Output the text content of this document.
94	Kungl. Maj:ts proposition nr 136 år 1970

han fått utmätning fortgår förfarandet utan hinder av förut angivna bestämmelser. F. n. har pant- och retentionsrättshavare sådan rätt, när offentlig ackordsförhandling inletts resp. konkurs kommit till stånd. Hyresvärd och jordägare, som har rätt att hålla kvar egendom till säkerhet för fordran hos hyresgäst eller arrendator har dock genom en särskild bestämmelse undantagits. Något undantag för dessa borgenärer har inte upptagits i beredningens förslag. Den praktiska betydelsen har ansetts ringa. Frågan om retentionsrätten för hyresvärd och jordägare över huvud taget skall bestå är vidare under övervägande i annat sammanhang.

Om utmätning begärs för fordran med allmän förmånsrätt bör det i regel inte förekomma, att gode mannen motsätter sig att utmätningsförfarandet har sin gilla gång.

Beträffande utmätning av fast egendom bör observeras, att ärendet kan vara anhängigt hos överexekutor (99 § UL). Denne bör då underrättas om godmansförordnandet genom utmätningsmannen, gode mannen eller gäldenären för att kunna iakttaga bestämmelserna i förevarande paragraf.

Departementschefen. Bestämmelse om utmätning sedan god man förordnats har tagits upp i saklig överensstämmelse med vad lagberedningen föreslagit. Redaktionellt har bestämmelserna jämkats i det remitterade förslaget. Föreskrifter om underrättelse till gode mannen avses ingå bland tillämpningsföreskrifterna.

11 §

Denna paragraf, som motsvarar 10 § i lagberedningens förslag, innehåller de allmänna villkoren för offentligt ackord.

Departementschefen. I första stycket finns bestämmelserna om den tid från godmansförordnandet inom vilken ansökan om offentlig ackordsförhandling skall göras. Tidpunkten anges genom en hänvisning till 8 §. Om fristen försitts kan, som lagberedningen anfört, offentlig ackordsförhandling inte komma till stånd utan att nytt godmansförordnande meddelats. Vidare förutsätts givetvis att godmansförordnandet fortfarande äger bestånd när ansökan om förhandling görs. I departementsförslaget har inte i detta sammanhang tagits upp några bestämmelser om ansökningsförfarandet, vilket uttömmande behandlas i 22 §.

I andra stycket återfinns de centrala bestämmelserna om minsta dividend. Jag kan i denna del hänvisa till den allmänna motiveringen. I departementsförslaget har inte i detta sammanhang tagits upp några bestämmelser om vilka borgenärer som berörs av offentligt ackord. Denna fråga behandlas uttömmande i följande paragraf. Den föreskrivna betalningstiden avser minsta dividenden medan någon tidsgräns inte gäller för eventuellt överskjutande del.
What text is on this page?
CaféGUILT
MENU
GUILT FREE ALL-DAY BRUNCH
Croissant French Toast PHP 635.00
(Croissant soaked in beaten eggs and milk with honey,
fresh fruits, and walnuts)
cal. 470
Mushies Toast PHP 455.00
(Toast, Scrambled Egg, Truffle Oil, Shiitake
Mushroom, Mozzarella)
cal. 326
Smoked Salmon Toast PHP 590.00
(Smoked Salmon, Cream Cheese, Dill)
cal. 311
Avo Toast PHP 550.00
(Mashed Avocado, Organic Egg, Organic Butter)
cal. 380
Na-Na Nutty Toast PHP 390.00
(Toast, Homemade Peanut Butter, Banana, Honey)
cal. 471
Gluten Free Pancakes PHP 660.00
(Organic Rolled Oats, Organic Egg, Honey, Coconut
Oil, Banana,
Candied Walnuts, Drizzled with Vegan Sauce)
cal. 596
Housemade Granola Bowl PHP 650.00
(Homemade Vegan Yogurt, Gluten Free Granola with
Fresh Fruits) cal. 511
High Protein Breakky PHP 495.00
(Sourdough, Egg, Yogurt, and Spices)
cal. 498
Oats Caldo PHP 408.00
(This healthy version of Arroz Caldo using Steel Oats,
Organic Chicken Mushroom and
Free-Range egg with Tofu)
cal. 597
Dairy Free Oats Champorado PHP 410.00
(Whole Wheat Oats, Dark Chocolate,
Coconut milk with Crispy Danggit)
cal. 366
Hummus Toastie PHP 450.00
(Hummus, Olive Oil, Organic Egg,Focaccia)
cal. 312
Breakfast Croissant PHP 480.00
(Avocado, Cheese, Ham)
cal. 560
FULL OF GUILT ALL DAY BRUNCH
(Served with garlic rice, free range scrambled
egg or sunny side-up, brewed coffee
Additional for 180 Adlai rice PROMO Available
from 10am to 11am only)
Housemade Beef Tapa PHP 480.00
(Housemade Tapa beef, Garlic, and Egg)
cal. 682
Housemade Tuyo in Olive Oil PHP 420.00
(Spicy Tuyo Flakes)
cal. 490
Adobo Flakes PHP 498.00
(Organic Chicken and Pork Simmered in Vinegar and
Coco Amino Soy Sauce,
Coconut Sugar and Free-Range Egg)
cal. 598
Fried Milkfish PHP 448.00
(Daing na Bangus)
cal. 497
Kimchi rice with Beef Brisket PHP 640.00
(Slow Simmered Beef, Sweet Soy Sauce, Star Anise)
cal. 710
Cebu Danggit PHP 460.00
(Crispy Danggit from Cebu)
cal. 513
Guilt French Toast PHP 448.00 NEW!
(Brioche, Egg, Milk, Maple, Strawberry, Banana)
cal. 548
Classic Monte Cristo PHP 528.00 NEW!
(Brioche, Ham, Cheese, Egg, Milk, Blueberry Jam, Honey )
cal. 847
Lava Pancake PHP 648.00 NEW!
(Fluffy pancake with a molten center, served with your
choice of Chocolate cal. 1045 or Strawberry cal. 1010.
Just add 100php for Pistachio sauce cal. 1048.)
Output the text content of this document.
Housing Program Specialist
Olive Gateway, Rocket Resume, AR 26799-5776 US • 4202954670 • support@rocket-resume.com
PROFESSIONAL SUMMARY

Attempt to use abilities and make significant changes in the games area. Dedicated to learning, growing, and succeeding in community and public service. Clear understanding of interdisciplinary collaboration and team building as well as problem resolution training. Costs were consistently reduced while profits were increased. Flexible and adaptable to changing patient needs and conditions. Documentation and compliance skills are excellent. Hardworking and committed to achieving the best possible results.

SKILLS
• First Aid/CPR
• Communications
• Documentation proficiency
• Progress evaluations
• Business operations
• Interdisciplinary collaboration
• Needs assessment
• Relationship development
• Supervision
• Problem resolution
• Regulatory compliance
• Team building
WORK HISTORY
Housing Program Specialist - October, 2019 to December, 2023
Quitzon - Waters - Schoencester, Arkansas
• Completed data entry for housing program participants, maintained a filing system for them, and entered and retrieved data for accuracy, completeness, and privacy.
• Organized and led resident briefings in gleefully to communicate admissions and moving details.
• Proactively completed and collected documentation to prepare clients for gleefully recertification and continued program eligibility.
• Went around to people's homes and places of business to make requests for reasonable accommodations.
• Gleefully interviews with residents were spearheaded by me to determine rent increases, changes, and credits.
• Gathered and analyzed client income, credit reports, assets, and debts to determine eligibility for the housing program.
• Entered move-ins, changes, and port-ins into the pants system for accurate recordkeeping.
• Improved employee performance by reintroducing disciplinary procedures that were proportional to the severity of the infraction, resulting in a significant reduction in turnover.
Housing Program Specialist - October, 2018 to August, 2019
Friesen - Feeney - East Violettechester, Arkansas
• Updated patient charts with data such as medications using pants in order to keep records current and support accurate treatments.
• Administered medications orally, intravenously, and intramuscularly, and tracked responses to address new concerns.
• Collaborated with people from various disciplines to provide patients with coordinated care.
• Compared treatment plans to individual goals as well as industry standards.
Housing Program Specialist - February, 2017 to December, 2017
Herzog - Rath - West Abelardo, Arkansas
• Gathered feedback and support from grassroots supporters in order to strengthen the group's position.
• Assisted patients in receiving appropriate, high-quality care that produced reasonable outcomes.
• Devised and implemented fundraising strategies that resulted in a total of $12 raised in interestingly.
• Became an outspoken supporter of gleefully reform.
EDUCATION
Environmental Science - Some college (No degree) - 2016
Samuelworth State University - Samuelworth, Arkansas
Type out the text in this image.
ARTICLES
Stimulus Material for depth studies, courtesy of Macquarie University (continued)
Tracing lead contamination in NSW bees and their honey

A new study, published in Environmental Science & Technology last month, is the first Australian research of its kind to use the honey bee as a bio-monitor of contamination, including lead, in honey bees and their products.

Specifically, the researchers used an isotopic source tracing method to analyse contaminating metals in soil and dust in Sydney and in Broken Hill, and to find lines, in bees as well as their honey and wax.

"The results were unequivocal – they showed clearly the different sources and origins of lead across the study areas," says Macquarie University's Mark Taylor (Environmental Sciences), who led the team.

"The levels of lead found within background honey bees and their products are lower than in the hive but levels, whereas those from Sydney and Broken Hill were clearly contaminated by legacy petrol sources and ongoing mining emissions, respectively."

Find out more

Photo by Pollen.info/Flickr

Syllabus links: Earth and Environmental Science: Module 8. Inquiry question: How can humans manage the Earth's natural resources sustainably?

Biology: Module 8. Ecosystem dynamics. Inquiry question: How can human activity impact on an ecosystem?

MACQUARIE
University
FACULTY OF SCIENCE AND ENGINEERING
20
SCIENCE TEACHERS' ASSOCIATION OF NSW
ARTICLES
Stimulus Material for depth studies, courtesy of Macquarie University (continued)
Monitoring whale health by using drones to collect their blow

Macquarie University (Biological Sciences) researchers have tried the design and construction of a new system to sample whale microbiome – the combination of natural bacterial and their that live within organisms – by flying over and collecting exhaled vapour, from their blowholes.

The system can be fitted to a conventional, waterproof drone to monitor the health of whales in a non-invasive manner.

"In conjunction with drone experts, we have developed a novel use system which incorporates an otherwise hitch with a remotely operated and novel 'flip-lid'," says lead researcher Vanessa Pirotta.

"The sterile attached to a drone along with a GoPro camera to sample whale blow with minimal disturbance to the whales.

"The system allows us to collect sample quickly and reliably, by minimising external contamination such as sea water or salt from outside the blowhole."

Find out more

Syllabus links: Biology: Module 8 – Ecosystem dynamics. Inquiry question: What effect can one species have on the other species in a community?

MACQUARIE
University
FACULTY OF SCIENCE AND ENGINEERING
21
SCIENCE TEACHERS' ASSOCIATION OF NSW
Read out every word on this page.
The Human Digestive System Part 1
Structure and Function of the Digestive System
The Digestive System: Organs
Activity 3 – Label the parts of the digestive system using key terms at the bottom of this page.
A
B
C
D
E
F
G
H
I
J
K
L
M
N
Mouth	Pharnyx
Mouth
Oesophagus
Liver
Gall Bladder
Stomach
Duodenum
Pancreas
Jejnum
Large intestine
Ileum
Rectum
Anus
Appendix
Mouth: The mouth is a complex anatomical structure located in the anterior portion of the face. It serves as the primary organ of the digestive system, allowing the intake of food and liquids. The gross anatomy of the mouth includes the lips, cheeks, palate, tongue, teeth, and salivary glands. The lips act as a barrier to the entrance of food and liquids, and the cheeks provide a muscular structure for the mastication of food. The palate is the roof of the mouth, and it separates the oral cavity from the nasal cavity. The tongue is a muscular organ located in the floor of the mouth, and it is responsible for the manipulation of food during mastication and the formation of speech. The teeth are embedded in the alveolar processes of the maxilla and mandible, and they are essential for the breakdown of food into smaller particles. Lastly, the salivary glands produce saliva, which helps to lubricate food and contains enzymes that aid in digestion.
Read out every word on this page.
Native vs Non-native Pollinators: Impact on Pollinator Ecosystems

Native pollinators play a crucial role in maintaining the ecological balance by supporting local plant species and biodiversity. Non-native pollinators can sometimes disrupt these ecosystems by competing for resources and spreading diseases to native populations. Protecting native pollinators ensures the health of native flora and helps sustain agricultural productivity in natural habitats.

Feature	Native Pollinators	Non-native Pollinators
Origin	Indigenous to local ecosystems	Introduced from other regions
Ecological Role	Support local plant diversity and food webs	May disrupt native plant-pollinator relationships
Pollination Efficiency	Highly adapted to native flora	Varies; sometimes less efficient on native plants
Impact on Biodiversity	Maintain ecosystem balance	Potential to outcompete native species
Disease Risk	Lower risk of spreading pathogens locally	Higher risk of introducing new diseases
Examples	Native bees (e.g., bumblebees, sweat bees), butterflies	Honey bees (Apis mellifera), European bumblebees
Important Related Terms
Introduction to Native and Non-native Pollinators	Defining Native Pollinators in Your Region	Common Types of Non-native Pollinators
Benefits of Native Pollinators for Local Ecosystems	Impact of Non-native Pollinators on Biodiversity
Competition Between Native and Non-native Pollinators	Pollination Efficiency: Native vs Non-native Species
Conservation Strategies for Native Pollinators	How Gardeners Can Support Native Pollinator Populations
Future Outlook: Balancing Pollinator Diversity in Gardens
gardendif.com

----

Whenever a line of the material above contains the string "Denna", copy that line out.

Denna paragraf, som motsvarar 10 § i lagberedningens förslag, innehåller de allmänna villkoren för offentligt ackord.
I andra stycket återfinns de centrala bestämmelserna om minsta dividend. Jag kan i denna del hänvisa till den allmänna motiveringen. I departementsförslaget har inte i detta sammanhang tagits upp några bestämmelser om vilka borgenärer som berörs av offentligt ackord. Denna fråga behandlas uttömmande i följande paragraf. Den föreskrivna betalningstiden avser minsta dividenden medan någon tidsgräns inte gäller för eventuellt överskjutande del.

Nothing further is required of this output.